*WHAT TO PRODUCE*
Reproduce each line of the following material verbatim.
* BEGIN *
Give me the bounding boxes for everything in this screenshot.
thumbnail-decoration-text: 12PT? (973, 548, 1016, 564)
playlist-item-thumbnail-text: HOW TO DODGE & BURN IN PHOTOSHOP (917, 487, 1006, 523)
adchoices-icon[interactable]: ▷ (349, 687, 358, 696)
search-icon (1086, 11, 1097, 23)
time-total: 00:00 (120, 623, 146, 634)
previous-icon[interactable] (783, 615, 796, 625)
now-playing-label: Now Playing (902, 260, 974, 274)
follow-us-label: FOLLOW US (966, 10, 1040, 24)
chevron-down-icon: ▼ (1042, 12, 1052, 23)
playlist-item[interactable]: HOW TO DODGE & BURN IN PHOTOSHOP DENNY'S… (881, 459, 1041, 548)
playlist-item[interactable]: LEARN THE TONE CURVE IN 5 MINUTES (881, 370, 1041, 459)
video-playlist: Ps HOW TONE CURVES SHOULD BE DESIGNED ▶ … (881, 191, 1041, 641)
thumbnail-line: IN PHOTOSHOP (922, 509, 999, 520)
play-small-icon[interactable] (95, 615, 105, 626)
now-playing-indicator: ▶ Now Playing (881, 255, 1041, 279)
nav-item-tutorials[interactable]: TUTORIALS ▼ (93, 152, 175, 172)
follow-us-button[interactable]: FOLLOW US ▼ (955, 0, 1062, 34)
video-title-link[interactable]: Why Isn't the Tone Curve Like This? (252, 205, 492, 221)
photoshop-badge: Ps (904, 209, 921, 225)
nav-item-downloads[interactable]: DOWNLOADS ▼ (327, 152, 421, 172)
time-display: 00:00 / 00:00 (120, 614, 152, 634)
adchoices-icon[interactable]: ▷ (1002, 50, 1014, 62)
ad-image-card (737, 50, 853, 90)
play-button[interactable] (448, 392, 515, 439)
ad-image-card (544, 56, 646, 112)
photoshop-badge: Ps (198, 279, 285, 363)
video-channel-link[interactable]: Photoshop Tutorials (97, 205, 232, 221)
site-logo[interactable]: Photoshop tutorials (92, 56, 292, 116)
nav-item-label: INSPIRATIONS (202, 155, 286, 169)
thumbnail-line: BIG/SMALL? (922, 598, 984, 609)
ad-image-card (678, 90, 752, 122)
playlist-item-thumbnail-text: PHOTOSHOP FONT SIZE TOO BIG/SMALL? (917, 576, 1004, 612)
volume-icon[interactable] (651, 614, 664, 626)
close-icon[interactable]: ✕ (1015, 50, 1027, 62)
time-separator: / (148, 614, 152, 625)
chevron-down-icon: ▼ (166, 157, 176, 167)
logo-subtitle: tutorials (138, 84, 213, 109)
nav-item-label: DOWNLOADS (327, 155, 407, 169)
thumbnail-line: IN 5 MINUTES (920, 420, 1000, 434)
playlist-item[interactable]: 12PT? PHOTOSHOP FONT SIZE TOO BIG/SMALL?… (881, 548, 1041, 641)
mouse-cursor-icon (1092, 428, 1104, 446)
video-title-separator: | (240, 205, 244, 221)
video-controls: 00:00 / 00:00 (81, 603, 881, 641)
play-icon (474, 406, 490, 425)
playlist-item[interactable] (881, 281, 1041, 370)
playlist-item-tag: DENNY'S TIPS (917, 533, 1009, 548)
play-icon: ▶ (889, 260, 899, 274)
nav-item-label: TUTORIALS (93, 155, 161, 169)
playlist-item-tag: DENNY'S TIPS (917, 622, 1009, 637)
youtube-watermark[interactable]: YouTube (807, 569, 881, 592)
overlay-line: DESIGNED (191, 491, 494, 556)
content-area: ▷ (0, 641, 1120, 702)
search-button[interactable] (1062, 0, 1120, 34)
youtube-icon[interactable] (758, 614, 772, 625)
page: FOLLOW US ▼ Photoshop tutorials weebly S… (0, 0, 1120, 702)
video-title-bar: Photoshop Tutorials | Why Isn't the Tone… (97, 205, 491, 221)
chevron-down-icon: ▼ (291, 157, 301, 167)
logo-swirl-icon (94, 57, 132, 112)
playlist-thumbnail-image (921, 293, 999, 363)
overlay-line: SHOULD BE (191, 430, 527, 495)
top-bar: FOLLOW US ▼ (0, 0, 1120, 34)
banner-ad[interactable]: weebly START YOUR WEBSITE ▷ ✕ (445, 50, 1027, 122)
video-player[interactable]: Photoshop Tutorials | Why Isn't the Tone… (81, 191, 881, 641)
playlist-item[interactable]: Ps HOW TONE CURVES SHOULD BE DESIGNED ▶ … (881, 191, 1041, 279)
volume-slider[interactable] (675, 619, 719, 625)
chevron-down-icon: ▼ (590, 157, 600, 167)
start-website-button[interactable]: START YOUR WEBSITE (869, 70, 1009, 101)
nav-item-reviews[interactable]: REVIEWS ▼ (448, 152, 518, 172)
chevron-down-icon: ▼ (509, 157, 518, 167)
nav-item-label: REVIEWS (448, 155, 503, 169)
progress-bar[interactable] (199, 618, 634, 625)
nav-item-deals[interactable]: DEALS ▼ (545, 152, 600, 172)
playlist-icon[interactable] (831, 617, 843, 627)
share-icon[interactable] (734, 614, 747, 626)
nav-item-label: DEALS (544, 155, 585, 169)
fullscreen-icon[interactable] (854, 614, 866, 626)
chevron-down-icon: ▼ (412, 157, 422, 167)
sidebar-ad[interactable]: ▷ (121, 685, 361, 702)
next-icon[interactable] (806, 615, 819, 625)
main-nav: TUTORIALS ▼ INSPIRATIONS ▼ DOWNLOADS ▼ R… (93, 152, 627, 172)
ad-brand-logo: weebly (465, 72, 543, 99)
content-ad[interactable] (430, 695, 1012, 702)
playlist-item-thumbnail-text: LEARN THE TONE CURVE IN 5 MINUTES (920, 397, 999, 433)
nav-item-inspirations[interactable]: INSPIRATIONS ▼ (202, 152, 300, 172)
* END *
*EXPECTED OUTPUT*
Give me the bounding boxes for everything in this screenshot.
thumbnail-decoration-text: 12PT? (973, 548, 1016, 564)
playlist-item-thumbnail-text: HOW TO DODGE & BURN IN PHOTOSHOP (917, 487, 1006, 523)
adchoices-icon[interactable]: ▷ (349, 687, 358, 696)
search-icon (1086, 11, 1097, 23)
time-total: 00:00 (120, 623, 146, 634)
previous-icon[interactable] (783, 615, 796, 625)
now-playing-label: Now Playing (902, 260, 974, 274)
follow-us-label: FOLLOW US (966, 10, 1040, 24)
chevron-down-icon: ▼ (1042, 12, 1052, 23)
playlist-item[interactable]: HOW TO DODGE & BURN IN PHOTOSHOP DENNY'S… (881, 459, 1041, 548)
playlist-item[interactable]: LEARN THE TONE CURVE IN 5 MINUTES (881, 370, 1041, 459)
video-playlist: Ps HOW TONE CURVES SHOULD BE DESIGNED ▶ … (881, 191, 1041, 641)
thumbnail-line: IN PHOTOSHOP (922, 509, 999, 520)
play-small-icon[interactable] (95, 615, 105, 626)
now-playing-indicator: ▶ Now Playing (881, 255, 1041, 279)
nav-item-tutorials[interactable]: TUTORIALS ▼ (93, 152, 175, 172)
follow-us-button[interactable]: FOLLOW US ▼ (955, 0, 1062, 34)
video-title-link[interactable]: Why Isn't the Tone Curve Like This? (252, 205, 492, 221)
photoshop-badge: Ps (904, 209, 921, 225)
nav-item-downloads[interactable]: DOWNLOADS ▼ (327, 152, 421, 172)
time-display: 00:00 / 00:00 (120, 614, 152, 634)
adchoices-icon[interactable]: ▷ (1002, 50, 1014, 62)
ad-image-card (737, 50, 853, 90)
play-button[interactable] (448, 392, 515, 439)
ad-image-card (544, 56, 646, 112)
photoshop-badge: Ps (198, 279, 285, 363)
video-channel-link[interactable]: Photoshop Tutorials (97, 205, 232, 221)
site-logo[interactable]: Photoshop tutorials (92, 56, 292, 116)
nav-item-label: INSPIRATIONS (202, 155, 286, 169)
thumbnail-line: BIG/SMALL? (922, 598, 984, 609)
ad-image-card (678, 90, 752, 122)
playlist-item-thumbnail-text: PHOTOSHOP FONT SIZE TOO BIG/SMALL? (917, 576, 1004, 612)
volume-icon[interactable] (651, 614, 664, 626)
close-icon[interactable]: ✕ (1015, 50, 1027, 62)
time-separator: / (148, 614, 152, 625)
chevron-down-icon: ▼ (166, 157, 176, 167)
logo-subtitle: tutorials (138, 84, 213, 109)
nav-item-label: DOWNLOADS (327, 155, 407, 169)
thumbnail-line: IN 5 MINUTES (920, 420, 1000, 434)
playlist-item[interactable]: 12PT? PHOTOSHOP FONT SIZE TOO BIG/SMALL?… (881, 548, 1041, 641)
mouse-cursor-icon (1092, 428, 1104, 446)
video-title-separator: | (240, 205, 244, 221)
video-controls: 00:00 / 00:00 (81, 603, 881, 641)
play-icon (474, 406, 490, 425)
playlist-item[interactable] (881, 281, 1041, 370)
playlist-item-tag: DENNY'S TIPS (917, 533, 1009, 548)
play-icon: ▶ (889, 260, 899, 274)
nav-item-label: TUTORIALS (93, 155, 161, 169)
playlist-item-tag: DENNY'S TIPS (917, 622, 1009, 637)
youtube-watermark[interactable]: YouTube (807, 569, 881, 592)
overlay-line: DESIGNED (191, 491, 494, 556)
content-area: ▷ (0, 641, 1120, 702)
search-button[interactable] (1062, 0, 1120, 34)
youtube-icon[interactable] (758, 614, 772, 625)
page: FOLLOW US ▼ Photoshop tutorials weebly S… (0, 0, 1120, 702)
video-title-bar: Photoshop Tutorials | Why Isn't the Tone… (97, 205, 491, 221)
chevron-down-icon: ▼ (291, 157, 301, 167)
logo-swirl-icon (94, 57, 132, 112)
playlist-thumbnail-image (921, 293, 999, 363)
overlay-line: SHOULD BE (191, 430, 527, 495)
top-bar: FOLLOW US ▼ (0, 0, 1120, 34)
banner-ad[interactable]: weebly START YOUR WEBSITE ▷ ✕ (445, 50, 1027, 122)
video-player[interactable]: Photoshop Tutorials | Why Isn't the Tone… (81, 191, 881, 641)
playlist-item[interactable]: Ps HOW TONE CURVES SHOULD BE DESIGNED ▶ … (881, 191, 1041, 279)
volume-slider[interactable] (675, 619, 719, 625)
chevron-down-icon: ▼ (590, 157, 600, 167)
start-website-button[interactable]: START YOUR WEBSITE (869, 70, 1009, 101)
nav-item-reviews[interactable]: REVIEWS ▼ (448, 152, 518, 172)
chevron-down-icon: ▼ (509, 157, 518, 167)
nav-item-label: REVIEWS (448, 155, 503, 169)
progress-bar[interactable] (199, 618, 634, 625)
nav-item-deals[interactable]: DEALS ▼ (545, 152, 600, 172)
playlist-icon[interactable] (831, 617, 843, 627)
share-icon[interactable] (734, 614, 747, 626)
nav-item-label: DEALS (544, 155, 585, 169)
fullscreen-icon[interactable] (854, 614, 866, 626)
chevron-down-icon: ▼ (412, 157, 422, 167)
sidebar-ad[interactable]: ▷ (121, 685, 361, 702)
next-icon[interactable] (806, 615, 819, 625)
main-nav: TUTORIALS ▼ INSPIRATIONS ▼ DOWNLOADS ▼ R… (93, 152, 627, 172)
ad-brand-logo: weebly (465, 72, 543, 99)
content-ad[interactable] (430, 695, 1012, 702)
playlist-item-thumbnail-text: LEARN THE TONE CURVE IN 5 MINUTES (920, 397, 999, 433)
nav-item-inspirations[interactable]: INSPIRATIONS ▼ (202, 152, 300, 172)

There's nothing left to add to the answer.